### Exercise task
From the line containing "Output a JSON" through the last line of the entries, output the text exactly. Pictures stay out.

** START OF Entries provided **

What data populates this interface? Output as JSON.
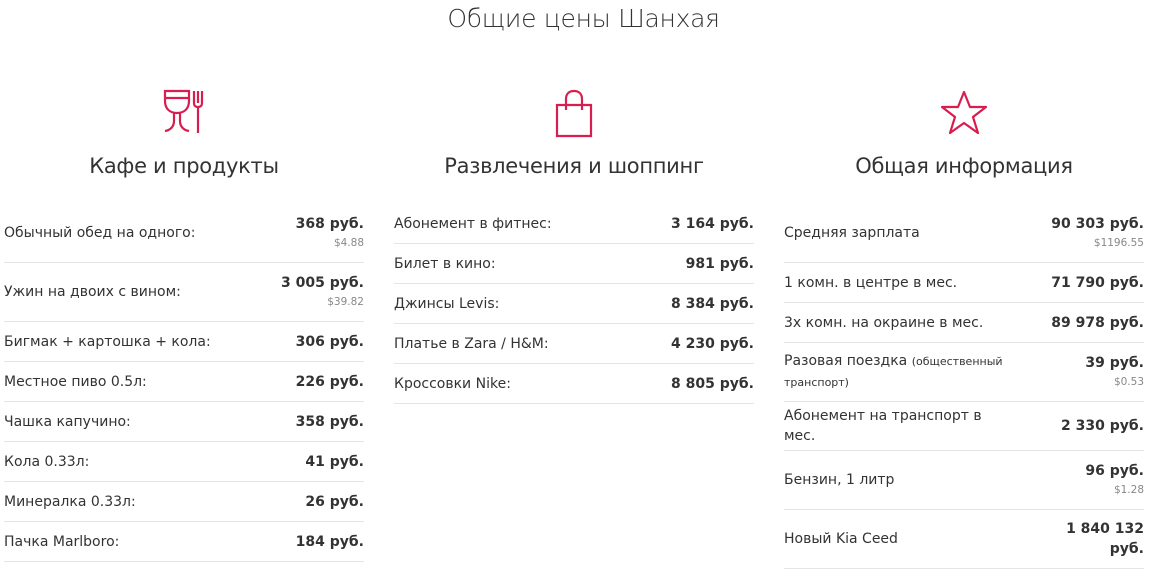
{
  "title": "Общие цены Шанхая",
  "accent": "#d81e4f",
  "columns": [
    {
      "icon": "wine-glass-fork-icon",
      "heading": "Кафе и продукты",
      "items": [
        {
          "label": "Обычный обед на одного:",
          "price": "368 руб.",
          "usd": "$4.88"
        },
        {
          "label": "Ужин на двоих с вином:",
          "price": "3 005 руб.",
          "usd": "$39.82"
        },
        {
          "label": "Бигмак + картошка + кола:",
          "price": "306 руб."
        },
        {
          "label": "Местное пиво 0.5л:",
          "price": "226 руб."
        },
        {
          "label": "Чашка капучино:",
          "price": "358 руб."
        },
        {
          "label": "Кола 0.33л:",
          "price": "41 руб."
        },
        {
          "label": "Минералка 0.33л:",
          "price": "26 руб."
        },
        {
          "label": "Пачка Marlboro:",
          "price": "184 руб."
        }
      ]
    },
    {
      "icon": "shopping-bag-icon",
      "heading": "Развлечения и шоппинг",
      "items": [
        {
          "label": "Абонемент в фитнес:",
          "price": "3 164 руб."
        },
        {
          "label": "Билет в кино:",
          "price": "981 руб."
        },
        {
          "label": "Джинсы Levis:",
          "price": "8 384 руб."
        },
        {
          "label": "Платье в Zara / H&M:",
          "price": "4 230 руб."
        },
        {
          "label": "Кроссовки Nike:",
          "price": "8 805 руб."
        }
      ]
    },
    {
      "icon": "star-icon",
      "heading": "Общая информация",
      "items": [
        {
          "label": "Средняя зарплата",
          "price": "90 303 руб.",
          "usd": "$1196.55"
        },
        {
          "label": "1 комн. в центре в мес.",
          "price": "71 790 руб."
        },
        {
          "label": "3х комн. на окраине в мес.",
          "price": "89 978 руб."
        },
        {
          "label": "Разовая поездка",
          "note": "(общественный транспорт)",
          "price": "39 руб.",
          "usd": "$0.53"
        },
        {
          "label": "Абонемент на транспорт в мес.",
          "price": "2 330 руб."
        },
        {
          "label": "Бензин, 1 литр",
          "price": "96 руб.",
          "usd": "$1.28"
        },
        {
          "label": "Новый Kia Ceed",
          "price": "1 840 132 руб.",
          "tall": true
        }
      ]
    }
  ]
}
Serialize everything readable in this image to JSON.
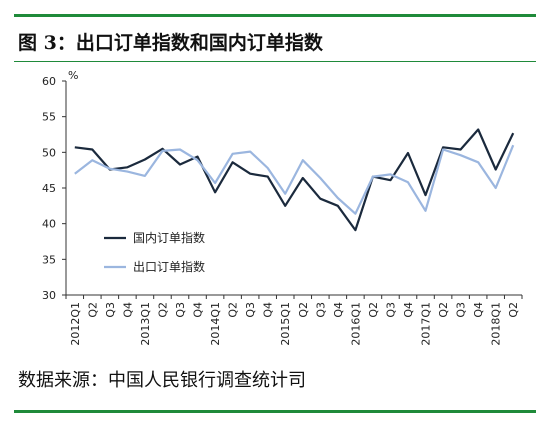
{
  "header": {
    "title": "图 3：出口订单指数和国内订单指数"
  },
  "footer": {
    "source": "数据来源：中国人民银行调查统计司"
  },
  "colors": {
    "rule": "#1f8a3a",
    "domestic": "#1b2a3d",
    "export": "#9bb6df"
  },
  "chart_data": {
    "type": "line",
    "ylabel": "%",
    "ylim": [
      30,
      60
    ],
    "yticks": [
      30,
      35,
      40,
      45,
      50,
      55,
      60
    ],
    "grid": false,
    "legend_position": "left-middle",
    "x": [
      "2012Q1",
      "Q2",
      "Q3",
      "Q4",
      "2013Q1",
      "Q2",
      "Q3",
      "Q4",
      "2014Q1",
      "Q2",
      "Q3",
      "Q4",
      "2015Q1",
      "Q2",
      "Q3",
      "Q4",
      "2016Q1",
      "Q2",
      "Q3",
      "Q4",
      "2017Q1",
      "Q2",
      "Q3",
      "Q4",
      "2018Q1",
      "Q2"
    ],
    "series": [
      {
        "name": "国内订单指数",
        "color": "#1b2a3d",
        "values": [
          50.7,
          50.4,
          47.6,
          47.9,
          49.0,
          50.5,
          48.3,
          49.4,
          44.4,
          48.6,
          47.0,
          46.6,
          42.5,
          46.4,
          43.5,
          42.5,
          39.1,
          46.6,
          46.1,
          49.9,
          44.0,
          50.7,
          50.4,
          53.2,
          47.6,
          52.7
        ]
      },
      {
        "name": "出口订单指数",
        "color": "#9bb6df",
        "values": [
          47.0,
          48.9,
          47.7,
          47.3,
          46.7,
          50.2,
          50.4,
          48.9,
          45.7,
          49.8,
          50.1,
          47.8,
          44.2,
          48.9,
          46.4,
          43.6,
          41.4,
          46.6,
          46.9,
          45.8,
          41.8,
          50.4,
          49.6,
          48.6,
          45.0,
          51.0
        ]
      }
    ]
  }
}
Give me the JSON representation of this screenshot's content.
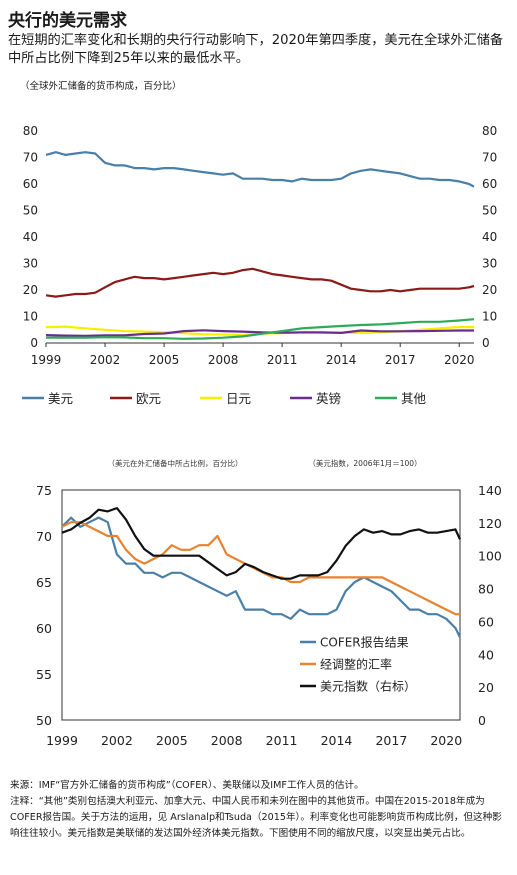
{
  "header": {
    "title": "央行的美元需求",
    "subtitle": "在短期的汇率变化和长期的央行行动影响下，2020年第四季度，美元在全球外汇储备中所占比例下降到25年以来的最低水平。"
  },
  "footer": {
    "source": "来源：IMF“官方外汇储备的货币构成”（COFER）、美联储以及IMF工作人员的估计。",
    "note": "注释：“其他”类别包括澳大利亚元、加拿大元、中国人民币和未列在图中的其他货币。中国在2015-2018年成为COFER报告国。关于方法的运用，见 Arslanalp和Tsuda（2015年）。利率变化也可能影响货币构成比例，但这种影响往往较小。美元指数是美联储的发达国外经济体美元指数。下图使用不同的缩放尺度，以突显出美元占比。"
  },
  "chart_data": [
    {
      "type": "line",
      "unit_label": "（全球外汇储备的货币构成，百分比）",
      "ylim": [
        0,
        80
      ],
      "yticks": [
        "0",
        "10",
        "20",
        "30",
        "40",
        "50",
        "60",
        "70",
        "80"
      ],
      "xlim": [
        1999,
        2020.75
      ],
      "xticks": [
        "1999",
        "2002",
        "2005",
        "2008",
        "2011",
        "2014",
        "2017",
        "2020"
      ],
      "grid": false,
      "legend_position": "bottom",
      "series": [
        {
          "name": "美元",
          "color": "#4a7fa8",
          "x": [
            1999,
            1999.5,
            2000,
            2000.5,
            2001,
            2001.5,
            2002,
            2002.5,
            2003,
            2003.5,
            2004,
            2004.5,
            2005,
            2005.5,
            2006,
            2006.5,
            2007,
            2007.5,
            2008,
            2008.5,
            2009,
            2009.5,
            2010,
            2010.5,
            2011,
            2011.5,
            2012,
            2012.5,
            2013,
            2013.5,
            2014,
            2014.5,
            2015,
            2015.5,
            2016,
            2016.5,
            2017,
            2017.5,
            2018,
            2018.5,
            2019,
            2019.5,
            2020,
            2020.5,
            2020.75
          ],
          "values": [
            71,
            72,
            71,
            71.5,
            72,
            71.5,
            68,
            67,
            67,
            66,
            66,
            65.5,
            66,
            66,
            65.5,
            65,
            64.5,
            64,
            63.5,
            64,
            62,
            62,
            62,
            61.5,
            61.5,
            61,
            62,
            61.5,
            61.5,
            61.5,
            62,
            64,
            65,
            65.5,
            65,
            64.5,
            64,
            63,
            62,
            62,
            61.5,
            61.5,
            61,
            60,
            59
          ]
        },
        {
          "name": "欧元",
          "color": "#8b1a1a",
          "x": [
            1999,
            1999.5,
            2000,
            2000.5,
            2001,
            2001.5,
            2002,
            2002.5,
            2003,
            2003.5,
            2004,
            2004.5,
            2005,
            2005.5,
            2006,
            2006.5,
            2007,
            2007.5,
            2008,
            2008.5,
            2009,
            2009.5,
            2010,
            2010.5,
            2011,
            2011.5,
            2012,
            2012.5,
            2013,
            2013.5,
            2014,
            2014.5,
            2015,
            2015.5,
            2016,
            2016.5,
            2017,
            2017.5,
            2018,
            2018.5,
            2019,
            2019.5,
            2020,
            2020.5,
            2020.75
          ],
          "values": [
            18,
            17.5,
            18,
            18.5,
            18.5,
            19,
            21,
            23,
            24,
            25,
            24.5,
            24.5,
            24,
            24.5,
            25,
            25.5,
            26,
            26.5,
            26,
            26.5,
            27.5,
            28,
            27,
            26,
            25.5,
            25,
            24.5,
            24,
            24,
            23.5,
            22,
            20.5,
            20,
            19.5,
            19.5,
            20,
            19.5,
            20,
            20.5,
            20.5,
            20.5,
            20.5,
            20.5,
            21,
            21.5
          ]
        },
        {
          "name": "日元",
          "color": "#f5f000",
          "x": [
            1999,
            2000,
            2001,
            2002,
            2003,
            2004,
            2005,
            2006,
            2007,
            2008,
            2009,
            2010,
            2011,
            2012,
            2013,
            2014,
            2015,
            2016,
            2017,
            2018,
            2019,
            2020,
            2020.75
          ],
          "values": [
            6,
            6.2,
            5.5,
            5,
            4.5,
            4.3,
            4,
            3.7,
            3.3,
            3.2,
            3,
            3.6,
            3.7,
            4,
            3.9,
            3.9,
            3.8,
            4,
            4.5,
            5,
            5.5,
            6,
            6
          ]
        },
        {
          "name": "英镑",
          "color": "#6a2d8f",
          "x": [
            1999,
            2000,
            2001,
            2002,
            2003,
            2004,
            2005,
            2006,
            2007,
            2008,
            2009,
            2010,
            2011,
            2012,
            2013,
            2014,
            2015,
            2016,
            2017,
            2018,
            2019,
            2020,
            2020.75
          ],
          "values": [
            3,
            2.8,
            2.7,
            2.9,
            2.9,
            3.4,
            3.6,
            4.5,
            4.8,
            4.5,
            4.3,
            4,
            3.9,
            4,
            4,
            3.8,
            4.7,
            4.4,
            4.4,
            4.5,
            4.6,
            4.7,
            4.7
          ]
        },
        {
          "name": "其他",
          "color": "#2eaa5a",
          "x": [
            1999,
            2000,
            2001,
            2002,
            2003,
            2004,
            2005,
            2006,
            2007,
            2008,
            2009,
            2010,
            2011,
            2012,
            2013,
            2014,
            2015,
            2016,
            2017,
            2018,
            2019,
            2020,
            2020.75
          ],
          "values": [
            2,
            2,
            2,
            2.2,
            2.1,
            1.8,
            1.8,
            1.6,
            1.7,
            2,
            2.5,
            3.5,
            4.5,
            5.5,
            6,
            6.4,
            6.8,
            7,
            7.5,
            8,
            8,
            8.5,
            9
          ]
        }
      ]
    },
    {
      "type": "line",
      "left_axis_label": "（美元在外汇储备中所占比例，百分比）",
      "right_axis_label": "（美元指数，2006年1月＝100）",
      "ylim_left": [
        50,
        75
      ],
      "yticks_left": [
        "50",
        "55",
        "60",
        "65",
        "70",
        "75"
      ],
      "ylim_right": [
        0,
        140
      ],
      "yticks_right": [
        "0",
        "20",
        "40",
        "60",
        "80",
        "100",
        "120",
        "140"
      ],
      "xlim": [
        1999,
        2020.75
      ],
      "xticks": [
        "1999",
        "2002",
        "2005",
        "2008",
        "2011",
        "2014",
        "2017",
        "2020"
      ],
      "grid": false,
      "legend_position": "bottom-right",
      "series": [
        {
          "name": "COFER报告结果",
          "color": "#4a7fa8",
          "axis": "left",
          "x": [
            1999,
            1999.5,
            2000,
            2000.5,
            2001,
            2001.5,
            2002,
            2002.5,
            2003,
            2003.5,
            2004,
            2004.5,
            2005,
            2005.5,
            2006,
            2006.5,
            2007,
            2007.5,
            2008,
            2008.5,
            2009,
            2009.5,
            2010,
            2010.5,
            2011,
            2011.5,
            2012,
            2012.5,
            2013,
            2013.5,
            2014,
            2014.5,
            2015,
            2015.5,
            2016,
            2016.5,
            2017,
            2017.5,
            2018,
            2018.5,
            2019,
            2019.5,
            2020,
            2020.5,
            2020.75
          ],
          "values": [
            71,
            72,
            71,
            71.5,
            72,
            71.5,
            68,
            67,
            67,
            66,
            66,
            65.5,
            66,
            66,
            65.5,
            65,
            64.5,
            64,
            63.5,
            64,
            62,
            62,
            62,
            61.5,
            61.5,
            61,
            62,
            61.5,
            61.5,
            61.5,
            62,
            64,
            65,
            65.5,
            65,
            64.5,
            64,
            63,
            62,
            62,
            61.5,
            61.5,
            61,
            60,
            59
          ]
        },
        {
          "name": "经调整的汇率",
          "color": "#e8822e",
          "axis": "left",
          "x": [
            1999,
            1999.5,
            2000,
            2000.5,
            2001,
            2001.5,
            2002,
            2002.5,
            2003,
            2003.5,
            2004,
            2004.5,
            2005,
            2005.5,
            2006,
            2006.5,
            2007,
            2007.5,
            2008,
            2008.5,
            2009,
            2009.5,
            2010,
            2010.5,
            2011,
            2011.5,
            2012,
            2012.5,
            2013,
            2013.5,
            2014,
            2014.5,
            2015,
            2015.5,
            2016,
            2016.5,
            2017,
            2017.5,
            2018,
            2018.5,
            2019,
            2019.5,
            2020,
            2020.5,
            2020.75
          ],
          "values": [
            71,
            71.5,
            71.5,
            71,
            70.5,
            70,
            70,
            68.5,
            67.5,
            67,
            67.5,
            68,
            69,
            68.5,
            68.5,
            69,
            69,
            70,
            68,
            67.5,
            67,
            66.5,
            66,
            65.5,
            65.5,
            65,
            65,
            65.5,
            65.5,
            65.5,
            65.5,
            65.5,
            65.5,
            65.5,
            65.5,
            65.5,
            65,
            64.5,
            64,
            63.5,
            63,
            62.5,
            62,
            61.5,
            61.5
          ]
        },
        {
          "name": "美元指数（右标）",
          "color": "#111111",
          "axis": "right",
          "x": [
            1999,
            1999.5,
            2000,
            2000.5,
            2001,
            2001.5,
            2002,
            2002.5,
            2003,
            2003.5,
            2004,
            2004.5,
            2005,
            2005.5,
            2006,
            2006.5,
            2007,
            2007.5,
            2008,
            2008.5,
            2009,
            2009.5,
            2010,
            2010.5,
            2011,
            2011.5,
            2012,
            2012.5,
            2013,
            2013.5,
            2014,
            2014.5,
            2015,
            2015.5,
            2016,
            2016.5,
            2017,
            2017.5,
            2018,
            2018.5,
            2019,
            2019.5,
            2020,
            2020.5,
            2020.75
          ],
          "values": [
            114,
            116,
            120,
            123,
            128,
            127,
            129,
            122,
            112,
            104,
            100,
            100,
            100,
            100,
            100,
            100,
            96,
            92,
            88,
            90,
            95,
            93,
            90,
            88,
            86,
            86,
            88,
            88,
            88,
            90,
            97,
            106,
            112,
            116,
            114,
            115,
            113,
            113,
            115,
            116,
            114,
            114,
            115,
            116,
            110
          ]
        }
      ]
    }
  ]
}
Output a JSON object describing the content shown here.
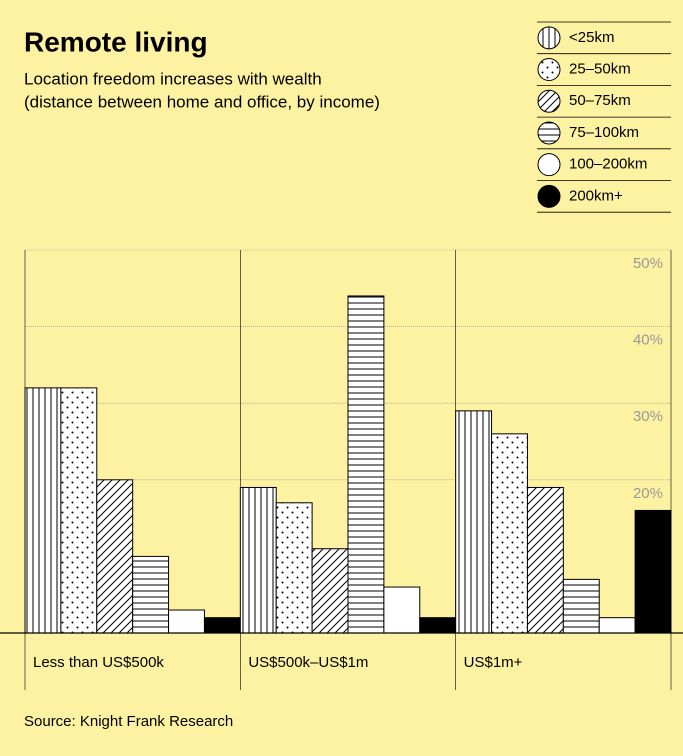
{
  "chart_data": {
    "type": "bar",
    "title": "Remote living",
    "subtitle": [
      "Location freedom increases with wealth",
      "(distance between home and office, by income)"
    ],
    "source": "Source: Knight Frank Research",
    "categories": [
      "Less than US$500k",
      "US$500k–US$1m",
      "US$1m+"
    ],
    "series": [
      {
        "name": "<25km",
        "pattern": "vertical",
        "values": [
          32,
          19,
          29
        ]
      },
      {
        "name": "25–50km",
        "pattern": "dots",
        "values": [
          32,
          17,
          26
        ]
      },
      {
        "name": "50–75km",
        "pattern": "diagonal",
        "values": [
          20,
          11,
          19
        ]
      },
      {
        "name": "75–100km",
        "pattern": "horizontal",
        "values": [
          10,
          44,
          7
        ]
      },
      {
        "name": "100–200km",
        "pattern": "white",
        "values": [
          3,
          6,
          2
        ]
      },
      {
        "name": "200km+",
        "pattern": "black",
        "values": [
          2,
          2,
          16
        ]
      }
    ],
    "ylim": [
      0,
      50
    ],
    "yticks": [
      {
        "value": 20,
        "label": "20%"
      },
      {
        "value": 30,
        "label": "30%"
      },
      {
        "value": 40,
        "label": "40%"
      },
      {
        "value": 50,
        "label": "50%"
      }
    ],
    "grid": true,
    "background": "#fdf2a2"
  }
}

** END OF Entries provided **

### Solution to the problem
Output a JSON object describing the content shown here.
{
  "chart_data": {
    "type": "bar",
    "title": "Remote living",
    "subtitle": [
      "Location freedom increases with wealth",
      "(distance between home and office, by income)"
    ],
    "source": "Source: Knight Frank Research",
    "categories": [
      "Less than US$500k",
      "US$500k–US$1m",
      "US$1m+"
    ],
    "series": [
      {
        "name": "<25km",
        "pattern": "vertical",
        "values": [
          32,
          19,
          29
        ]
      },
      {
        "name": "25–50km",
        "pattern": "dots",
        "values": [
          32,
          17,
          26
        ]
      },
      {
        "name": "50–75km",
        "pattern": "diagonal",
        "values": [
          20,
          11,
          19
        ]
      },
      {
        "name": "75–100km",
        "pattern": "horizontal",
        "values": [
          10,
          44,
          7
        ]
      },
      {
        "name": "100–200km",
        "pattern": "white",
        "values": [
          3,
          6,
          2
        ]
      },
      {
        "name": "200km+",
        "pattern": "black",
        "values": [
          2,
          2,
          16
        ]
      }
    ],
    "ylim": [
      0,
      50
    ],
    "yticks": [
      {
        "value": 20,
        "label": "20%"
      },
      {
        "value": 30,
        "label": "30%"
      },
      {
        "value": 40,
        "label": "40%"
      },
      {
        "value": 50,
        "label": "50%"
      }
    ],
    "grid": true,
    "background": "#fdf2a2"
  }
}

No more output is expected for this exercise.